Requirements
Starting with the line that contains "Output a JSON", reproduce each line through the end of the listing below, with no other output.

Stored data
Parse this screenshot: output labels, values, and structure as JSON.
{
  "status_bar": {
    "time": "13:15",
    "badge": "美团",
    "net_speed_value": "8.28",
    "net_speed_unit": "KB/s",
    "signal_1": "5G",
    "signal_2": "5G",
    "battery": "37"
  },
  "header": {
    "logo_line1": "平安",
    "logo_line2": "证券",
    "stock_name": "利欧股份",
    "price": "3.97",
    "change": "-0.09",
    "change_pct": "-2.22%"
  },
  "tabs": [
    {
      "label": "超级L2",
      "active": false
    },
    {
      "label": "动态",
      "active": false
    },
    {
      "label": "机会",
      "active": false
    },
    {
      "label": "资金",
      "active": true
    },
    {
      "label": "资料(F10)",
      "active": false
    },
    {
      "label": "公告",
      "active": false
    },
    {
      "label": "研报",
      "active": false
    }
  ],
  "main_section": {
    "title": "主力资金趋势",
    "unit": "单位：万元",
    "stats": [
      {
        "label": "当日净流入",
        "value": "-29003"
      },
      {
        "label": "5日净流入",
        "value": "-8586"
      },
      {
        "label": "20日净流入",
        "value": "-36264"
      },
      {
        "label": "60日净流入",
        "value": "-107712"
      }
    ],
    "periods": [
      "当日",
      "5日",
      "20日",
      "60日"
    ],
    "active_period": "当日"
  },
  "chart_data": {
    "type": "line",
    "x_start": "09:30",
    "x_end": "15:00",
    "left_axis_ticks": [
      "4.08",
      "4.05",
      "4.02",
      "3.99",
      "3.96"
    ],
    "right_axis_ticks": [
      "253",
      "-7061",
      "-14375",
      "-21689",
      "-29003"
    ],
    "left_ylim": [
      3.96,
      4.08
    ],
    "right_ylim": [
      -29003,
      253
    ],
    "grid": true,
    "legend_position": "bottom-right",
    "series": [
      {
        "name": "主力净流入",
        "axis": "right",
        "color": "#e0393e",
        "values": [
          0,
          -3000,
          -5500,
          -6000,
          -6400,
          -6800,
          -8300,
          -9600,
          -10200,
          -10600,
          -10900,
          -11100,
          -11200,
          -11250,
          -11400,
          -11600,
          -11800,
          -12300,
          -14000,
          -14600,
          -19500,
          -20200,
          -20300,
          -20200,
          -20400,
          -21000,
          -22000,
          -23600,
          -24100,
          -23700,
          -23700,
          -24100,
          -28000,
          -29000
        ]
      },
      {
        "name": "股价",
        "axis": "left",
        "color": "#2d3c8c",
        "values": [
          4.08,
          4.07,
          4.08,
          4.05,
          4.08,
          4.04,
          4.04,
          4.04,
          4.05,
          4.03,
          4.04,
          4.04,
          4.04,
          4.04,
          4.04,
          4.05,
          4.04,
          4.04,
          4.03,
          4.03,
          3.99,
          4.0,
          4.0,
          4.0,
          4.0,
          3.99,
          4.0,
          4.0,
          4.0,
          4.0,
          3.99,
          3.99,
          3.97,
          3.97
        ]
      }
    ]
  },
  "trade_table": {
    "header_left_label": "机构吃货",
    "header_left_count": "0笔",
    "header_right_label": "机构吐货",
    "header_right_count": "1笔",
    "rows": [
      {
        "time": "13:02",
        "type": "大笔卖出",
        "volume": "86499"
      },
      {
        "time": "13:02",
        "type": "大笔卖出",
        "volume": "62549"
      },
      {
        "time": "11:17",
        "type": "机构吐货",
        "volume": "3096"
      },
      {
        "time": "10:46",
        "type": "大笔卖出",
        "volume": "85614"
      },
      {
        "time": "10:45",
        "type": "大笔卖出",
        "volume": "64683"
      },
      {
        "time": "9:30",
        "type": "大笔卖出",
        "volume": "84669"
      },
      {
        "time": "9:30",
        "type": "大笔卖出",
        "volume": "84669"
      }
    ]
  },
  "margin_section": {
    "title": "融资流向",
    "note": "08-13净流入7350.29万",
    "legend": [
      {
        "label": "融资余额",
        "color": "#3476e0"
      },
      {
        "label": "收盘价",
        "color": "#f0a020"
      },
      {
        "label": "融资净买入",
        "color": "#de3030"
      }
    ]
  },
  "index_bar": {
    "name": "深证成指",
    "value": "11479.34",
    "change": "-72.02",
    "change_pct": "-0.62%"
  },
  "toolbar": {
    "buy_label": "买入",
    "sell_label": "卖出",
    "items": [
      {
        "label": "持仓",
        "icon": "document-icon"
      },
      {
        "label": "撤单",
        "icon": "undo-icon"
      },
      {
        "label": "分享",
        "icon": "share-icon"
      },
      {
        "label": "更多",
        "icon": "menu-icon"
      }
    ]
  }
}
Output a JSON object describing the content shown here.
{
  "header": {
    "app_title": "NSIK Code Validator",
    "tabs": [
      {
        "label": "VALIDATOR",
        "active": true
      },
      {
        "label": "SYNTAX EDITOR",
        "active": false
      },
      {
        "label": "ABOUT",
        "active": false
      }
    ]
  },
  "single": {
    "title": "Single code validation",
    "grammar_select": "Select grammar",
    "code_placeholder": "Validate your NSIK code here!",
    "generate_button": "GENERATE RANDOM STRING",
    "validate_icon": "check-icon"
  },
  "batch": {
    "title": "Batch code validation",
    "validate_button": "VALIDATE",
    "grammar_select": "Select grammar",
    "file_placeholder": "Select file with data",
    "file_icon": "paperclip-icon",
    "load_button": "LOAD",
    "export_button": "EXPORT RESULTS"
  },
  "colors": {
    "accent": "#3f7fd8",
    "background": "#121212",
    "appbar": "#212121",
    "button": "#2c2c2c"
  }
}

Solution
Output a JSON object describing the content shown here.
{
  "header": {
    "app_title": "NSIK Code Validator",
    "tabs": [
      {
        "label": "VALIDATOR",
        "active": true
      },
      {
        "label": "SYNTAX EDITOR",
        "active": false
      },
      {
        "label": "ABOUT",
        "active": false
      }
    ]
  },
  "single": {
    "title": "Single code validation",
    "grammar_select": "Select grammar",
    "code_placeholder": "Validate your NSIK code here!",
    "generate_button": "GENERATE RANDOM STRING",
    "validate_icon": "check-icon"
  },
  "batch": {
    "title": "Batch code validation",
    "validate_button": "VALIDATE",
    "grammar_select": "Select grammar",
    "file_placeholder": "Select file with data",
    "file_icon": "paperclip-icon",
    "load_button": "LOAD",
    "export_button": "EXPORT RESULTS"
  },
  "colors": {
    "accent": "#3f7fd8",
    "background": "#121212",
    "appbar": "#212121",
    "button": "#2c2c2c"
  }
}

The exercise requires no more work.